• _GIVEN PROBLEM_: Repeat every line of the material below word for word, without changing anything.

(Dataset items)
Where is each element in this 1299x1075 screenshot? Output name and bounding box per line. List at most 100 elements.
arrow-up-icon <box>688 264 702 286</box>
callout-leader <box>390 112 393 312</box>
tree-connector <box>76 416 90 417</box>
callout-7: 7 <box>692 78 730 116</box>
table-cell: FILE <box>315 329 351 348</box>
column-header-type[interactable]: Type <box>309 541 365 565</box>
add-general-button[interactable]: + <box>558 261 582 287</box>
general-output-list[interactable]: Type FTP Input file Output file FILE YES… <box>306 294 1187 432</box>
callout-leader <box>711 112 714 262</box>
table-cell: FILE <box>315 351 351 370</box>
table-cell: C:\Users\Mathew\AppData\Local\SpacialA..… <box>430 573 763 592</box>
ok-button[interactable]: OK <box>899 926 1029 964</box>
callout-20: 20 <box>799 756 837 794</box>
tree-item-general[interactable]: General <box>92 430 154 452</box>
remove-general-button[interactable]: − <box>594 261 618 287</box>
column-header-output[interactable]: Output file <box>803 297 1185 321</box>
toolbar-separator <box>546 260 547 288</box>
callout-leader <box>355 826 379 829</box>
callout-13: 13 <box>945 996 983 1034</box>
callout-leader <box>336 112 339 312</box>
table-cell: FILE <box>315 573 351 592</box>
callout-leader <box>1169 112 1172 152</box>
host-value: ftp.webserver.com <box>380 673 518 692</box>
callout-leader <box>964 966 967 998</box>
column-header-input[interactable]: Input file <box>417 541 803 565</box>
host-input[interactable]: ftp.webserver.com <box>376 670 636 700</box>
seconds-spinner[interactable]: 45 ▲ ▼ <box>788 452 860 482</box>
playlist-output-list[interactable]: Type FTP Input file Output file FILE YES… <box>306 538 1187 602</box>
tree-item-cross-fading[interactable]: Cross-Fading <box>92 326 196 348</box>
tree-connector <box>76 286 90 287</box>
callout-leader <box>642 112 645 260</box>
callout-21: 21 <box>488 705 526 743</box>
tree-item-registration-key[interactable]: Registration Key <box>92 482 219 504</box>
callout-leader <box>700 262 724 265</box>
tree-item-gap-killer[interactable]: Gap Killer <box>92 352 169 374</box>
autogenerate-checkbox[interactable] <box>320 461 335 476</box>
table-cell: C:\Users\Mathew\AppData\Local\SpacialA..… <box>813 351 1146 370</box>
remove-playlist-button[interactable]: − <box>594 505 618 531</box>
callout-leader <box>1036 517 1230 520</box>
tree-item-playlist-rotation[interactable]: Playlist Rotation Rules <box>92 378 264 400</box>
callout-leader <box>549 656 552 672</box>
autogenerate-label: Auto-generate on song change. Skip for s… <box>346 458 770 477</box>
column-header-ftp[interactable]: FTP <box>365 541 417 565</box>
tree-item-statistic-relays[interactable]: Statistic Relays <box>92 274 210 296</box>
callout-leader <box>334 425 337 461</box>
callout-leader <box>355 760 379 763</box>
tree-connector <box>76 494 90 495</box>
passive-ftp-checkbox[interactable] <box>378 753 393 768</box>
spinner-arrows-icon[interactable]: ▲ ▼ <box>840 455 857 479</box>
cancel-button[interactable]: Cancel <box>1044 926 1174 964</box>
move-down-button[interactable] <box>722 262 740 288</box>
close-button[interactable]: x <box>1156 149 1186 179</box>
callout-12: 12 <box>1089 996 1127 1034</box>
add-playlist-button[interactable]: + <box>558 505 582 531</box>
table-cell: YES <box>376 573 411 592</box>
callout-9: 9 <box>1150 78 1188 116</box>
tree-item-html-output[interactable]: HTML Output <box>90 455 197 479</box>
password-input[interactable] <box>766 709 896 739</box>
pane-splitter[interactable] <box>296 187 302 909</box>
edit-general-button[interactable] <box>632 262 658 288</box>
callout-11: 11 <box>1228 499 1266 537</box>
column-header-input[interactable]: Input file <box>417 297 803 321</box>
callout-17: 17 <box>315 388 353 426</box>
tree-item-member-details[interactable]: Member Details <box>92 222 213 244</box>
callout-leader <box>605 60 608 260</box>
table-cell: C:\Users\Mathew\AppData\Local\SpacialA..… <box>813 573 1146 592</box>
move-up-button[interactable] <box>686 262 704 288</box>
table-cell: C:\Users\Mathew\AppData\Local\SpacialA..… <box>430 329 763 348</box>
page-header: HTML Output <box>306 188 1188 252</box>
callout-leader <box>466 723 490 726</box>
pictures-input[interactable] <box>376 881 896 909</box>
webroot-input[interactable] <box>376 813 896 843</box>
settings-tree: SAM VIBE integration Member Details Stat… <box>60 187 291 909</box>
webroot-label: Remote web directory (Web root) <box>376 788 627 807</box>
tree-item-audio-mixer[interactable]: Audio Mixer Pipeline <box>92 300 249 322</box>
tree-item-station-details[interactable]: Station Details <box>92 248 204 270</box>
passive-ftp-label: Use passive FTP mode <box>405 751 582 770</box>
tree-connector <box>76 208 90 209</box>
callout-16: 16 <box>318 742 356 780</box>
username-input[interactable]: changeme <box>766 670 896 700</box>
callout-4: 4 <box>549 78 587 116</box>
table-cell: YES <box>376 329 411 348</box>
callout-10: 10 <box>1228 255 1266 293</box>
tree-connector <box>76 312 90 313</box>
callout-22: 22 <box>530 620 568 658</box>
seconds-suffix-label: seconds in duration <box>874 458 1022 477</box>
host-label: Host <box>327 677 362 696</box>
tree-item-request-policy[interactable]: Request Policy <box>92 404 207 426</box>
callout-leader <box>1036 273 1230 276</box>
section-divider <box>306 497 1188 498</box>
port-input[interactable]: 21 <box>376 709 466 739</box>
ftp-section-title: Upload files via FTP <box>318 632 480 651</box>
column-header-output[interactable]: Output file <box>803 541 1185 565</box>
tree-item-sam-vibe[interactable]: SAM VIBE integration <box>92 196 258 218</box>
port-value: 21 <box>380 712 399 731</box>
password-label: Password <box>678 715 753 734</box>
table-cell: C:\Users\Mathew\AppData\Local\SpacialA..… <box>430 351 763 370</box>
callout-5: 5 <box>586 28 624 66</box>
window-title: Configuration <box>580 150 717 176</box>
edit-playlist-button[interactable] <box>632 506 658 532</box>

• _RIGHT ANSWER_:
Where is each element in this 1299x1075 screenshot? Output name and bounding box per line. List at most 100 elements.
arrow-up-icon <box>688 264 702 286</box>
callout-leader <box>390 112 393 312</box>
tree-connector <box>76 416 90 417</box>
callout-7: 7 <box>692 78 730 116</box>
table-cell: FILE <box>315 329 351 348</box>
column-header-type[interactable]: Type <box>309 541 365 565</box>
add-general-button[interactable]: + <box>558 261 582 287</box>
general-output-list[interactable]: Type FTP Input file Output file FILE YES… <box>306 294 1187 432</box>
callout-leader <box>711 112 714 262</box>
table-cell: FILE <box>315 351 351 370</box>
table-cell: C:\Users\Mathew\AppData\Local\SpacialA..… <box>430 573 763 592</box>
ok-button[interactable]: OK <box>899 926 1029 964</box>
callout-20: 20 <box>799 756 837 794</box>
tree-item-general[interactable]: General <box>92 430 154 452</box>
remove-general-button[interactable]: − <box>594 261 618 287</box>
column-header-output[interactable]: Output file <box>803 297 1185 321</box>
toolbar-separator <box>546 260 547 288</box>
callout-leader <box>355 826 379 829</box>
callout-13: 13 <box>945 996 983 1034</box>
callout-leader <box>336 112 339 312</box>
table-cell: FILE <box>315 573 351 592</box>
callout-leader <box>1169 112 1172 152</box>
host-value: ftp.webserver.com <box>380 673 518 692</box>
callout-leader <box>964 966 967 998</box>
column-header-input[interactable]: Input file <box>417 541 803 565</box>
host-input[interactable]: ftp.webserver.com <box>376 670 636 700</box>
seconds-spinner[interactable]: 45 ▲ ▼ <box>788 452 860 482</box>
playlist-output-list[interactable]: Type FTP Input file Output file FILE YES… <box>306 538 1187 602</box>
tree-item-cross-fading[interactable]: Cross-Fading <box>92 326 196 348</box>
tree-connector <box>76 286 90 287</box>
callout-leader <box>642 112 645 260</box>
callout-21: 21 <box>488 705 526 743</box>
tree-item-registration-key[interactable]: Registration Key <box>92 482 219 504</box>
callout-leader <box>700 262 724 265</box>
tree-item-gap-killer[interactable]: Gap Killer <box>92 352 169 374</box>
autogenerate-checkbox[interactable] <box>320 461 335 476</box>
table-cell: C:\Users\Mathew\AppData\Local\SpacialA..… <box>813 351 1146 370</box>
remove-playlist-button[interactable]: − <box>594 505 618 531</box>
callout-leader <box>1036 517 1230 520</box>
tree-item-playlist-rotation[interactable]: Playlist Rotation Rules <box>92 378 264 400</box>
callout-leader <box>549 656 552 672</box>
autogenerate-label: Auto-generate on song change. Skip for s… <box>346 458 770 477</box>
column-header-ftp[interactable]: FTP <box>365 541 417 565</box>
tree-item-statistic-relays[interactable]: Statistic Relays <box>92 274 210 296</box>
callout-leader <box>334 425 337 461</box>
callout-leader <box>355 760 379 763</box>
tree-connector <box>76 494 90 495</box>
passive-ftp-checkbox[interactable] <box>378 753 393 768</box>
spinner-arrows-icon[interactable]: ▲ ▼ <box>840 455 857 479</box>
cancel-button[interactable]: Cancel <box>1044 926 1174 964</box>
move-down-button[interactable] <box>722 262 740 288</box>
close-button[interactable]: x <box>1156 149 1186 179</box>
callout-12: 12 <box>1089 996 1127 1034</box>
add-playlist-button[interactable]: + <box>558 505 582 531</box>
table-cell: YES <box>376 573 411 592</box>
callout-9: 9 <box>1150 78 1188 116</box>
tree-item-html-output[interactable]: HTML Output <box>90 455 197 479</box>
password-input[interactable] <box>766 709 896 739</box>
pane-splitter[interactable] <box>296 187 302 909</box>
edit-general-button[interactable] <box>632 262 658 288</box>
callout-11: 11 <box>1228 499 1266 537</box>
column-header-input[interactable]: Input file <box>417 297 803 321</box>
callout-17: 17 <box>315 388 353 426</box>
tree-item-member-details[interactable]: Member Details <box>92 222 213 244</box>
callout-leader <box>605 60 608 260</box>
table-cell: C:\Users\Mathew\AppData\Local\SpacialA..… <box>813 573 1146 592</box>
move-up-button[interactable] <box>686 262 704 288</box>
table-cell: C:\Users\Mathew\AppData\Local\SpacialA..… <box>430 329 763 348</box>
page-header: HTML Output <box>306 188 1188 252</box>
callout-leader <box>466 723 490 726</box>
pictures-input[interactable] <box>376 881 896 909</box>
webroot-input[interactable] <box>376 813 896 843</box>
settings-tree: SAM VIBE integration Member Details Stat… <box>60 187 291 909</box>
webroot-label: Remote web directory (Web root) <box>376 788 627 807</box>
tree-item-audio-mixer[interactable]: Audio Mixer Pipeline <box>92 300 249 322</box>
tree-item-station-details[interactable]: Station Details <box>92 248 204 270</box>
passive-ftp-label: Use passive FTP mode <box>405 751 582 770</box>
tree-connector <box>76 208 90 209</box>
callout-16: 16 <box>318 742 356 780</box>
username-input[interactable]: changeme <box>766 670 896 700</box>
callout-4: 4 <box>549 78 587 116</box>
table-cell: YES <box>376 329 411 348</box>
callout-10: 10 <box>1228 255 1266 293</box>
tree-connector <box>76 312 90 313</box>
callout-22: 22 <box>530 620 568 658</box>
seconds-suffix-label: seconds in duration <box>874 458 1022 477</box>
host-label: Host <box>327 677 362 696</box>
tree-item-request-policy[interactable]: Request Policy <box>92 404 207 426</box>
callout-leader <box>1036 273 1230 276</box>
section-divider <box>306 497 1188 498</box>
port-input[interactable]: 21 <box>376 709 466 739</box>
ftp-section-title: Upload files via FTP <box>318 632 480 651</box>
column-header-output[interactable]: Output file <box>803 541 1185 565</box>
tree-item-sam-vibe[interactable]: SAM VIBE integration <box>92 196 258 218</box>
port-value: 21 <box>380 712 399 731</box>
password-label: Password <box>678 715 753 734</box>
table-cell: C:\Users\Mathew\AppData\Local\SpacialA..… <box>430 351 763 370</box>
callout-5: 5 <box>586 28 624 66</box>
window-title: Configuration <box>580 150 717 176</box>
edit-playlist-button[interactable] <box>632 506 658 532</box>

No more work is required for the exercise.